● WORK INSTRUCTIONS
Rewrite the records from the beginning through the line containing "total-time: 00:00 (113, 509, 179, 533)", both ends included, switching "video-frame" to "video-canvas" and changing nothing else.

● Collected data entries
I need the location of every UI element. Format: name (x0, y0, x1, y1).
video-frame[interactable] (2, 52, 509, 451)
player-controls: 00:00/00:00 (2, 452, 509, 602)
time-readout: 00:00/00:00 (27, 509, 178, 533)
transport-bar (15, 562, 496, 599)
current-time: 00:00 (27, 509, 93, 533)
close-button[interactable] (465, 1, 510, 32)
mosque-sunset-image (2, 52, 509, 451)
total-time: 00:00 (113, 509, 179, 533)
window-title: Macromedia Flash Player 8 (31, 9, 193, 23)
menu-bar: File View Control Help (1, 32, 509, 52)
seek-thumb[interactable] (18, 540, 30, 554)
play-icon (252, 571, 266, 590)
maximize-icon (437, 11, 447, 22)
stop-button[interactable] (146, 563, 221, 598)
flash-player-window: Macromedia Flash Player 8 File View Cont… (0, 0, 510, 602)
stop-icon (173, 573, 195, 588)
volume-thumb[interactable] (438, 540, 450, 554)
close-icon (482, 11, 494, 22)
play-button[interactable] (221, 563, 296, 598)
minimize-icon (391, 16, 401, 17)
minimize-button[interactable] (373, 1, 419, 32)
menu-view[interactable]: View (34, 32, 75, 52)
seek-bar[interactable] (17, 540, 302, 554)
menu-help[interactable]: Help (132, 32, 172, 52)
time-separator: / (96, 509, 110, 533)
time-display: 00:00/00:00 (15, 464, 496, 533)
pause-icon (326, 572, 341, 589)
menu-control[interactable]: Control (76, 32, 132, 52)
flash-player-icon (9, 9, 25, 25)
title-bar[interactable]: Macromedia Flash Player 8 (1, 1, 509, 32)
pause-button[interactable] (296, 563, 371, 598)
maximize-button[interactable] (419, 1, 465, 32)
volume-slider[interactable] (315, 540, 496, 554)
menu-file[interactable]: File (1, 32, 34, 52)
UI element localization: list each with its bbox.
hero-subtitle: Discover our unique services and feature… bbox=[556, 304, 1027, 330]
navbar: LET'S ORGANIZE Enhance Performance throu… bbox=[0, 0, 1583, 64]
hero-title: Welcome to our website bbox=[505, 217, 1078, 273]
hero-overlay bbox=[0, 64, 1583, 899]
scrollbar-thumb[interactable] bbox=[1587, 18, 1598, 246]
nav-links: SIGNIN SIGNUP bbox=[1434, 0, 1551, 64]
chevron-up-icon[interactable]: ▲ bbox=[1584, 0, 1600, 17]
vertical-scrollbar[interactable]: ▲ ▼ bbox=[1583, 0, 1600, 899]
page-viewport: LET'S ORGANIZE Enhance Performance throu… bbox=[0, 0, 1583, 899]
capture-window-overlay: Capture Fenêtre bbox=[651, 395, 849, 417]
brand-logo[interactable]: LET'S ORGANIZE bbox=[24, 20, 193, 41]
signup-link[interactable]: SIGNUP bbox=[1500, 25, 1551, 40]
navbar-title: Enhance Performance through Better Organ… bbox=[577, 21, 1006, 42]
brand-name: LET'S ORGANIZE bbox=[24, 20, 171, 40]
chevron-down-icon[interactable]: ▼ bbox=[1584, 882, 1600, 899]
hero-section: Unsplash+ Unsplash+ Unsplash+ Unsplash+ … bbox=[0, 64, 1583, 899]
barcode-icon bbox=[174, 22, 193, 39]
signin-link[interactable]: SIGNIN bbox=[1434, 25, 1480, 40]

● ANSWER TO THE TASK
I need the location of every UI element. Format: name (x0, y0, x1, y1).
video-canvas[interactable] (2, 52, 509, 451)
player-controls: 00:00/00:00 (2, 452, 509, 602)
time-readout: 00:00/00:00 (27, 509, 178, 533)
transport-bar (15, 562, 496, 599)
current-time: 00:00 (27, 509, 93, 533)
close-button[interactable] (465, 1, 510, 32)
mosque-sunset-image (2, 52, 509, 451)
total-time: 00:00 (113, 509, 179, 533)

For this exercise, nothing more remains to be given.